Given instruction> Write out each line that follows exactly as it stands, without the pictures.

-- Begin --

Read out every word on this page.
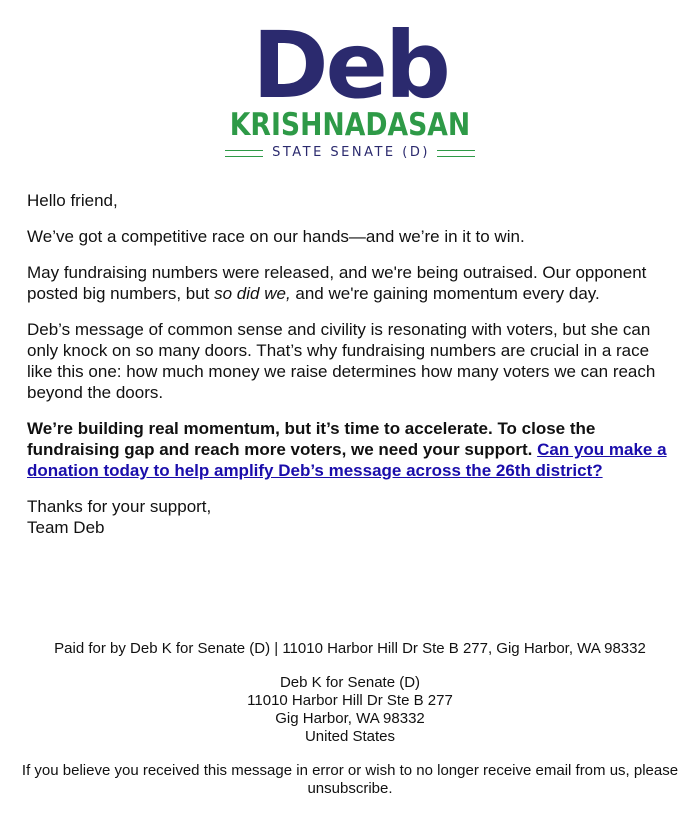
Deb
KRISHNADASAN
STATE SENATE (D)

Hello friend,

We’ve got a competitive race on our hands—and we’re in it to win.

May fundraising numbers were released, and we're being outraised. Our opponent posted big numbers, but so did we, and we're gaining momentum every day.

Deb’s message of common sense and civility is resonating with voters, but she can only knock on so many doors. That’s why fundraising numbers are crucial in a race like this one: how much money we raise determines how many voters we can reach beyond the doors.

We’re building real momentum, but it’s time to accelerate. To close the fundraising gap and reach more voters, we need your support. Can you make a donation today to help amplify Deb’s message across the 26th district?

Thanks for your support,
Team Deb

Paid for by Deb K for Senate (D) | 11010 Harbor Hill Dr Ste B 277, Gig Harbor, WA 98332

Deb K for Senate (D)
11010 Harbor Hill Dr Ste B 277
Gig Harbor, WA 98332
United States

If you believe you received this message in error or wish to no longer receive email from us, please unsubscribe.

-- End --

Full output>
Read out every word on this page.
Deb
KRISHNADASAN
STATE SENATE (D)

Hello friend,

We’ve got a competitive race on our hands—and we’re in it to win.

May fundraising numbers were released, and we're being outraised. Our opponent posted big numbers, but so did we, and we're gaining momentum every day.

Deb’s message of common sense and civility is resonating with voters, but she can only knock on so many doors. That’s why fundraising numbers are crucial in a race like this one: how much money we raise determines how many voters we can reach beyond the doors.

We’re building real momentum, but it’s time to accelerate. To close the fundraising gap and reach more voters, we need your support. Can you make a donation today to help amplify Deb’s message across the 26th district?

Thanks for your support,
Team Deb

Paid for by Deb K for Senate (D) | 11010 Harbor Hill Dr Ste B 277, Gig Harbor, WA 98332

Deb K for Senate (D)
11010 Harbor Hill Dr Ste B 277
Gig Harbor, WA 98332
United States

If you believe you received this message in error or wish to no longer receive email from us, please unsubscribe.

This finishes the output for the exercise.